▸ Dataset entries on figures
.....

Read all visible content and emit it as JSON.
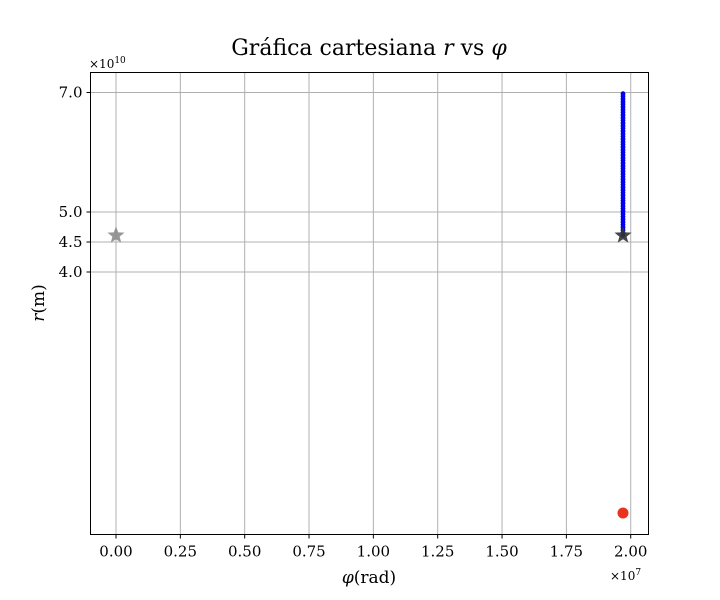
{
  "chart_data": {
    "type": "scatter",
    "title_prefix": "Gráfica cartesiana",
    "title_r": "r",
    "title_mid": "vs",
    "title_phi": "φ",
    "xlabel_symbol": "φ",
    "xlabel_unit": "(rad)",
    "ylabel_symbol": "r",
    "ylabel_unit": "(m)",
    "x_multiplier_base": "×10",
    "x_multiplier_exp": "7",
    "y_multiplier_base": "×10",
    "y_multiplier_exp": "10",
    "x_scale_factor": 10000000,
    "y_scale_factor": 10000000000,
    "xlim": [
      -0.1,
      2.05
    ],
    "ylim": [
      0.35,
      7.35
    ],
    "y_scale": "nonlinear (r axis, labelled ticks 4.0–7.0 only)",
    "grid": true,
    "x_ticks": [
      "0.00",
      "0.25",
      "0.50",
      "0.75",
      "1.00",
      "1.25",
      "1.50",
      "1.75",
      "2.00"
    ],
    "x_tick_values": [
      0.0,
      0.25,
      0.5,
      0.75,
      1.0,
      1.25,
      1.5,
      1.75,
      2.0
    ],
    "y_ticks": [
      "7.0",
      "5.0",
      "4.5",
      "4.0"
    ],
    "y_tick_values": [
      7.0,
      5.0,
      4.5,
      4.0
    ],
    "series": [
      {
        "marker": "circle",
        "color": "#0000ee",
        "x": 1.97,
        "y_from": 4.61,
        "y_to": 6.98,
        "count": 54
      }
    ],
    "markers": [
      {
        "shape": "star",
        "color": "#8c8c8c",
        "x": 0.0,
        "y": 4.61
      },
      {
        "shape": "star",
        "color": "#333333",
        "x": 1.97,
        "y": 4.61
      },
      {
        "shape": "circle",
        "color": "#e8321e",
        "x": 1.97,
        "y": 0.38
      }
    ]
  }
}
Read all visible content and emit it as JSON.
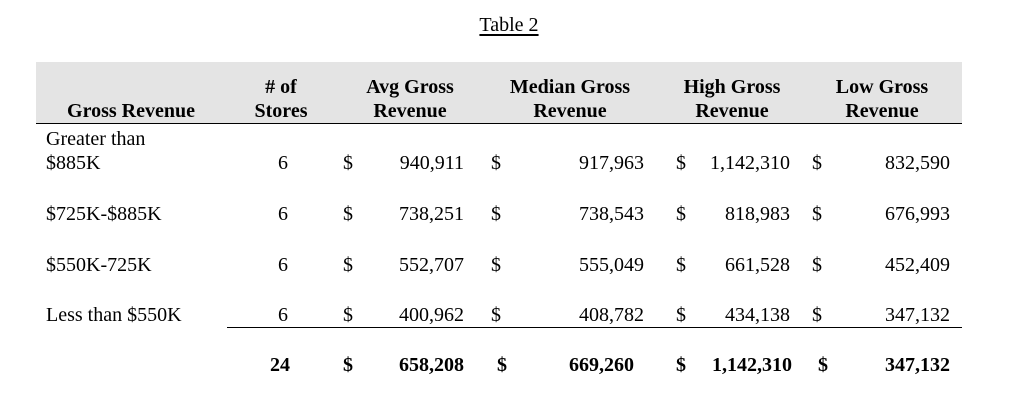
{
  "title": "Table 2",
  "headers": {
    "gross_revenue": "Gross Revenue",
    "stores_line1": "# of",
    "stores_line2": "Stores",
    "avg_line1": "Avg Gross",
    "avg_line2": "Revenue",
    "median_line1": "Median Gross",
    "median_line2": "Revenue",
    "high_line1": "High Gross",
    "high_line2": "Revenue",
    "low_line1": "Low Gross",
    "low_line2": "Revenue"
  },
  "currency": "$",
  "rows": [
    {
      "label_line1": "Greater than",
      "label_line2": "$885K",
      "stores": "6",
      "avg": "940,911",
      "median": "917,963",
      "high": "1,142,310",
      "low": "832,590"
    },
    {
      "label_line1": "",
      "label_line2": "$725K-$885K",
      "stores": "6",
      "avg": "738,251",
      "median": "738,543",
      "high": "818,983",
      "low": "676,993"
    },
    {
      "label_line1": "",
      "label_line2": "$550K-725K",
      "stores": "6",
      "avg": "552,707",
      "median": "555,049",
      "high": "661,528",
      "low": "452,409"
    },
    {
      "label_line1": "",
      "label_line2": "Less than $550K",
      "stores": "6",
      "avg": "400,962",
      "median": "408,782",
      "high": "434,138",
      "low": "347,132"
    }
  ],
  "total": {
    "stores": "24",
    "avg": "658,208",
    "median": "669,260",
    "high": "1,142,310",
    "low": "347,132"
  }
}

.....

▸ Stated task
Above are the records; reproduce them exactly and leave out the pictures.

▸ Answer to this exercise
Read all visible content and emit it as JSON.
{
  "chart_data": {
    "type": "scatter",
    "title_prefix": "Gráfica cartesiana",
    "title_r": "r",
    "title_mid": "vs",
    "title_phi": "φ",
    "xlabel_symbol": "φ",
    "xlabel_unit": "(rad)",
    "ylabel_symbol": "r",
    "ylabel_unit": "(m)",
    "x_multiplier_base": "×10",
    "x_multiplier_exp": "7",
    "y_multiplier_base": "×10",
    "y_multiplier_exp": "10",
    "x_scale_factor": 10000000,
    "y_scale_factor": 10000000000,
    "xlim": [
      -0.1,
      2.05
    ],
    "ylim": [
      0.35,
      7.35
    ],
    "y_scale": "nonlinear (r axis, labelled ticks 4.0–7.0 only)",
    "grid": true,
    "x_ticks": [
      "0.00",
      "0.25",
      "0.50",
      "0.75",
      "1.00",
      "1.25",
      "1.50",
      "1.75",
      "2.00"
    ],
    "x_tick_values": [
      0.0,
      0.25,
      0.5,
      0.75,
      1.0,
      1.25,
      1.5,
      1.75,
      2.0
    ],
    "y_ticks": [
      "7.0",
      "5.0",
      "4.5",
      "4.0"
    ],
    "y_tick_values": [
      7.0,
      5.0,
      4.5,
      4.0
    ],
    "series": [
      {
        "marker": "circle",
        "color": "#0000ee",
        "x": 1.97,
        "y_from": 4.61,
        "y_to": 6.98,
        "count": 54
      }
    ],
    "markers": [
      {
        "shape": "star",
        "color": "#8c8c8c",
        "x": 0.0,
        "y": 4.61
      },
      {
        "shape": "star",
        "color": "#333333",
        "x": 1.97,
        "y": 4.61
      },
      {
        "shape": "circle",
        "color": "#e8321e",
        "x": 1.97,
        "y": 0.38
      }
    ]
  }
}
Read all visible content and emit it as JSON.
{
  "title": "Table 2",
  "headers": {
    "gross_revenue": "Gross Revenue",
    "stores_line1": "# of",
    "stores_line2": "Stores",
    "avg_line1": "Avg Gross",
    "avg_line2": "Revenue",
    "median_line1": "Median Gross",
    "median_line2": "Revenue",
    "high_line1": "High Gross",
    "high_line2": "Revenue",
    "low_line1": "Low Gross",
    "low_line2": "Revenue"
  },
  "currency": "$",
  "rows": [
    {
      "label_line1": "Greater than",
      "label_line2": "$885K",
      "stores": "6",
      "avg": "940,911",
      "median": "917,963",
      "high": "1,142,310",
      "low": "832,590"
    },
    {
      "label_line1": "",
      "label_line2": "$725K-$885K",
      "stores": "6",
      "avg": "738,251",
      "median": "738,543",
      "high": "818,983",
      "low": "676,993"
    },
    {
      "label_line1": "",
      "label_line2": "$550K-725K",
      "stores": "6",
      "avg": "552,707",
      "median": "555,049",
      "high": "661,528",
      "low": "452,409"
    },
    {
      "label_line1": "",
      "label_line2": "Less than $550K",
      "stores": "6",
      "avg": "400,962",
      "median": "408,782",
      "high": "434,138",
      "low": "347,132"
    }
  ],
  "total": {
    "stores": "24",
    "avg": "658,208",
    "median": "669,260",
    "high": "1,142,310",
    "low": "347,132"
  }
}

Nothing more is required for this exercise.